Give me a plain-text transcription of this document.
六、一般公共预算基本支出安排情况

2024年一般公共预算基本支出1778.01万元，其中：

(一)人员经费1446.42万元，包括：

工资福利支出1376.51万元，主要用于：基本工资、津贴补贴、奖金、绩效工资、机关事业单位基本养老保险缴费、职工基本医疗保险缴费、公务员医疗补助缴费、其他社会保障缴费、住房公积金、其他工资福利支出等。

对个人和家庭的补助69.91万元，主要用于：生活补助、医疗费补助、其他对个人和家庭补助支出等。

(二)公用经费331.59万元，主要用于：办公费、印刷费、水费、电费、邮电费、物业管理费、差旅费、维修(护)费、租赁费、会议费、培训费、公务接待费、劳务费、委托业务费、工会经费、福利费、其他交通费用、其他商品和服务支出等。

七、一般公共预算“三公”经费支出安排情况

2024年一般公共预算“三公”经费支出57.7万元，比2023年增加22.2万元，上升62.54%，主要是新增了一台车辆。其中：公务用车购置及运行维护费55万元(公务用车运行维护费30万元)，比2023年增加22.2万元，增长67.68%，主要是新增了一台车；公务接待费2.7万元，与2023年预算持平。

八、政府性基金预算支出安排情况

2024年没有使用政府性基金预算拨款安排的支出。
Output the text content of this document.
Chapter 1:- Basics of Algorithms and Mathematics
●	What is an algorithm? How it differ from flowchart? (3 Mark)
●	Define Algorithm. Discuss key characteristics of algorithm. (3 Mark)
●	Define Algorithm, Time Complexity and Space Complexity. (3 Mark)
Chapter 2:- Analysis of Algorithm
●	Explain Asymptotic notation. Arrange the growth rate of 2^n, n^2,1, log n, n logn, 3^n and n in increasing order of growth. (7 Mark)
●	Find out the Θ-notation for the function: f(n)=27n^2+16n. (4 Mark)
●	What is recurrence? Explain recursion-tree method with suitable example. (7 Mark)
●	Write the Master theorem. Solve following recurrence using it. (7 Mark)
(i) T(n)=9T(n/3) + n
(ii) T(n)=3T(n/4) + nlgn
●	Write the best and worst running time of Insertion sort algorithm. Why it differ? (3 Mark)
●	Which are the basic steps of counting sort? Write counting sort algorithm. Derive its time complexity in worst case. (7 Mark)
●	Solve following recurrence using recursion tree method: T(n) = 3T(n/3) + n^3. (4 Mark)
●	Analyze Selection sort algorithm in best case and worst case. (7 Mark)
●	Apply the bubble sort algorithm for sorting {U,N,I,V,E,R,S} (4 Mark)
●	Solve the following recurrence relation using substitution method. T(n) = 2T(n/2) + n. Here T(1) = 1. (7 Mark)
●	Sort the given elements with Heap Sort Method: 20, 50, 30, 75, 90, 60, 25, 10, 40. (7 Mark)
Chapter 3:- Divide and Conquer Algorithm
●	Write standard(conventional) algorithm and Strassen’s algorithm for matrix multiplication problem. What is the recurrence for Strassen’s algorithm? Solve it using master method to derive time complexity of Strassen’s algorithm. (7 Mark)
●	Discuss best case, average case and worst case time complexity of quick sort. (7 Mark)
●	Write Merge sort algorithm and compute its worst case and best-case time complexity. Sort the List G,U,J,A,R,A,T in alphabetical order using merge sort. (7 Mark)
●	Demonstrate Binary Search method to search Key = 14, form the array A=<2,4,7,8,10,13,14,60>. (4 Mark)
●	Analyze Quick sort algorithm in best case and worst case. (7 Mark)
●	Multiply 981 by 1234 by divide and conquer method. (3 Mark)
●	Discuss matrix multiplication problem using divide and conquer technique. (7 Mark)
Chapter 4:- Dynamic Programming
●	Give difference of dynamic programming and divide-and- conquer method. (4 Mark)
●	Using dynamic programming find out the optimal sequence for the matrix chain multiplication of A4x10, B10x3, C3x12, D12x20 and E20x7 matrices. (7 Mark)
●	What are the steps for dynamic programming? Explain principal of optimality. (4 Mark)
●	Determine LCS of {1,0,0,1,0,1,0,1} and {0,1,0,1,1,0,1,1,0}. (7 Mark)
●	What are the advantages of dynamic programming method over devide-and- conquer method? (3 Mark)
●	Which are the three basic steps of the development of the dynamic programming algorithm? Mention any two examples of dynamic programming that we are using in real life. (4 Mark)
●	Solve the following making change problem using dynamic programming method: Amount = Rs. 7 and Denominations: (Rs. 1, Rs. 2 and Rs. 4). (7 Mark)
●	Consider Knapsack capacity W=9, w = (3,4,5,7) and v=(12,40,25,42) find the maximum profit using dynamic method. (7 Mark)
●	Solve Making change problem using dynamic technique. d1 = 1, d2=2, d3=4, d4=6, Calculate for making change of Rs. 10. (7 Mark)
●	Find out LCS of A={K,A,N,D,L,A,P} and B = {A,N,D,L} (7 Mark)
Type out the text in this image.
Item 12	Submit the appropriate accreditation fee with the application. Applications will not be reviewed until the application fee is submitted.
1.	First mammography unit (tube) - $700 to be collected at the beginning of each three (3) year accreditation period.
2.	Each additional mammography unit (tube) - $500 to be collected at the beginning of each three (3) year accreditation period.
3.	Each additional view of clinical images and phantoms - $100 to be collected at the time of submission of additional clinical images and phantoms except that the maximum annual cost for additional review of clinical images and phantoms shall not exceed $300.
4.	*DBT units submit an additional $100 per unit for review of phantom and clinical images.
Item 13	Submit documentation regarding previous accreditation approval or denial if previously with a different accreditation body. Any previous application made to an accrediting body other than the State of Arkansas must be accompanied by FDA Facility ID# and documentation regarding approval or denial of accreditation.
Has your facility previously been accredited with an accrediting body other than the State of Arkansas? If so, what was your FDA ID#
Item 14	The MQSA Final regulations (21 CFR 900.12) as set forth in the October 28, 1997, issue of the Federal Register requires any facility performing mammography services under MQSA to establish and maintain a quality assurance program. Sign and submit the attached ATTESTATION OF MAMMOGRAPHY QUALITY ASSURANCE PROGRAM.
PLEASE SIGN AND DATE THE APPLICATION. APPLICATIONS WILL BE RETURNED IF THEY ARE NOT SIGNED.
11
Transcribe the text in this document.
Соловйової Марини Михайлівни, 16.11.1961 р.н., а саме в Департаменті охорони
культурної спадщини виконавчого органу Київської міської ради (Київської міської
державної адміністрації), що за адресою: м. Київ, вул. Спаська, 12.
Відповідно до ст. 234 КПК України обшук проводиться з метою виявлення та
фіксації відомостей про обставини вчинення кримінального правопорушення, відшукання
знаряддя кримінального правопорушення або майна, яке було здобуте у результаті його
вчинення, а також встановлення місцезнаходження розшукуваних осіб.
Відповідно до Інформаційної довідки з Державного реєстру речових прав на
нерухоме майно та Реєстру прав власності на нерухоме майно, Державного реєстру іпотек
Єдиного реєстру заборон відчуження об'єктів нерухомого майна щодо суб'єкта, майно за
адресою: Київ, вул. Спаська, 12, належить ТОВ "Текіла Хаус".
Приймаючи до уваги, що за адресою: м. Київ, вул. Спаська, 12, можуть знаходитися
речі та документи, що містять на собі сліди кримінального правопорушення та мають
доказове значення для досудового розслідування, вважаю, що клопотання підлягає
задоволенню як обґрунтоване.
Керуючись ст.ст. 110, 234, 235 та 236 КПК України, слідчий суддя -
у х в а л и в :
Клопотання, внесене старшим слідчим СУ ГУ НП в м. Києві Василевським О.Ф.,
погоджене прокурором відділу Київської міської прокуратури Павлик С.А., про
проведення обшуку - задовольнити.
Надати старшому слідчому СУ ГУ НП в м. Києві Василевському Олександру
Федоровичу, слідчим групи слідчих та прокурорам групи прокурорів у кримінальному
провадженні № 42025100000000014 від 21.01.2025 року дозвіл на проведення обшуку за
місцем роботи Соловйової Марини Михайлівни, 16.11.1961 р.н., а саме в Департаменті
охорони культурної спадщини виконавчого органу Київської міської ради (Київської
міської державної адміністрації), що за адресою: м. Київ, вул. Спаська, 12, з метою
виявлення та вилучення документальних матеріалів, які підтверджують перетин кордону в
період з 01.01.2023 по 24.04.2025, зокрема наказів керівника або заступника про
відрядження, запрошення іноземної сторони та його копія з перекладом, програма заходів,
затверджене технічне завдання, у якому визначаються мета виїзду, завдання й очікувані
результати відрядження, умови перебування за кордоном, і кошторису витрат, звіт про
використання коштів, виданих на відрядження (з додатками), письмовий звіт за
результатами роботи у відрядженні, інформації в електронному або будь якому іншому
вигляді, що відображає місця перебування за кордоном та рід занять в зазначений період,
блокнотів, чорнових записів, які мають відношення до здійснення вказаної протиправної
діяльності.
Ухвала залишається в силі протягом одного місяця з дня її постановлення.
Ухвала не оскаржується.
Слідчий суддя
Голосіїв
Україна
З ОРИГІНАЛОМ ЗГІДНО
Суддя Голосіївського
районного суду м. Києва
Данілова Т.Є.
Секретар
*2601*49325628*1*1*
* * * * * * *
Of the lines above, copy each that contains "майна".

▶ _EXERCISE SOLUTION_:
знаряддя кримінального правопорушення або майна, яке було здобуте у результаті його
Єдиного реєстру заборон відчуження об'єктів нерухомого майна щодо суб'єкта, майно за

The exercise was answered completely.